* **Given problem**: Please convert the rows, starting with the first one and stopping after the one that contains "step-title: Document — [574, 609, 676, 632]", into a JSON list of strings with one string per row and blank lines left out.

* **Supplied records**:

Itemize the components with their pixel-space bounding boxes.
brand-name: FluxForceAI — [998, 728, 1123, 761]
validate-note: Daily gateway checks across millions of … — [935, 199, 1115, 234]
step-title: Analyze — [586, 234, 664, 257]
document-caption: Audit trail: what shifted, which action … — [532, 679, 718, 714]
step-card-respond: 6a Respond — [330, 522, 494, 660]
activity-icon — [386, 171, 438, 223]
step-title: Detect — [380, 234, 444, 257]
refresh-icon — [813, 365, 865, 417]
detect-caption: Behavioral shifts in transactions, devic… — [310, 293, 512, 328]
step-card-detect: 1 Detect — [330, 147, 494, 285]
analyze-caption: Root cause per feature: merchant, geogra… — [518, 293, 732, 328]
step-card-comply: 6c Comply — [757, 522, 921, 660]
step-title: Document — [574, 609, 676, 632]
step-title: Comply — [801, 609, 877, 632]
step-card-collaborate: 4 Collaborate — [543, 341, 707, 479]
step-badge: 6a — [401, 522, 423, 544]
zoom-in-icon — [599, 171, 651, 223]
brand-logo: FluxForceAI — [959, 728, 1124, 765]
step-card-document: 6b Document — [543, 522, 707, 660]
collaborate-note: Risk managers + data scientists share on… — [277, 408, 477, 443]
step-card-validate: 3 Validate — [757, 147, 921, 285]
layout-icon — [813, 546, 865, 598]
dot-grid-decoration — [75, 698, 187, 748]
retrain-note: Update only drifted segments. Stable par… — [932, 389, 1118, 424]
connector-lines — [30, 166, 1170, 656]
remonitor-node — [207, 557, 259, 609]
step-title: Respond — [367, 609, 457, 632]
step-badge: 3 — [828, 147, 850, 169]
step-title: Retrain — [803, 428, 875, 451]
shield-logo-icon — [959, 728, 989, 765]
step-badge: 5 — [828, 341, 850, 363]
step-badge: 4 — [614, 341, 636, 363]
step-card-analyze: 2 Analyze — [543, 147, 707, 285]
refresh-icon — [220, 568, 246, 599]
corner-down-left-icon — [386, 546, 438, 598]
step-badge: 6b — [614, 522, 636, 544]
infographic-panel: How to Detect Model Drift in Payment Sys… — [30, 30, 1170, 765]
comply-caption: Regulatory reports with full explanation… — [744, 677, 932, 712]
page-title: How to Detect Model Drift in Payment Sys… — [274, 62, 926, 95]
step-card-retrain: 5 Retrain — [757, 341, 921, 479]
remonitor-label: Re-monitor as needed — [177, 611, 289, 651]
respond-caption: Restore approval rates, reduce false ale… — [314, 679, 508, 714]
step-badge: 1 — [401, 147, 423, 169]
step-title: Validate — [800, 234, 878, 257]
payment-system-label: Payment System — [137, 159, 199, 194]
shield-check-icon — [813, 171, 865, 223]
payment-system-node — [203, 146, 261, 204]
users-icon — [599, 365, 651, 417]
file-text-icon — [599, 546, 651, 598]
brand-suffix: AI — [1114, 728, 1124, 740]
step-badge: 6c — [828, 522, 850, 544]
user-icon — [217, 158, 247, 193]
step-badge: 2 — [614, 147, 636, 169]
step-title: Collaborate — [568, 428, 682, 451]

* **Written response**:
[
  "Itemize the components with their pixel-space bounding boxes.",
  "brand-name: FluxForceAI — [998, 728, 1123, 761]",
  "validate-note: Daily gateway checks across millions of … — [935, 199, 1115, 234]",
  "step-title: Analyze — [586, 234, 664, 257]",
  "document-caption: Audit trail: what shifted, which action … — [532, 679, 718, 714]",
  "step-card-respond: 6a Respond — [330, 522, 494, 660]",
  "activity-icon — [386, 171, 438, 223]",
  "step-title: Detect — [380, 234, 444, 257]",
  "refresh-icon — [813, 365, 865, 417]",
  "detect-caption: Behavioral shifts in transactions, devic… — [310, 293, 512, 328]",
  "step-card-detect: 1 Detect — [330, 147, 494, 285]",
  "analyze-caption: Root cause per feature: merchant, geogra… — [518, 293, 732, 328]",
  "step-card-comply: 6c Comply — [757, 522, 921, 660]",
  "step-title: Document — [574, 609, 676, 632]"
]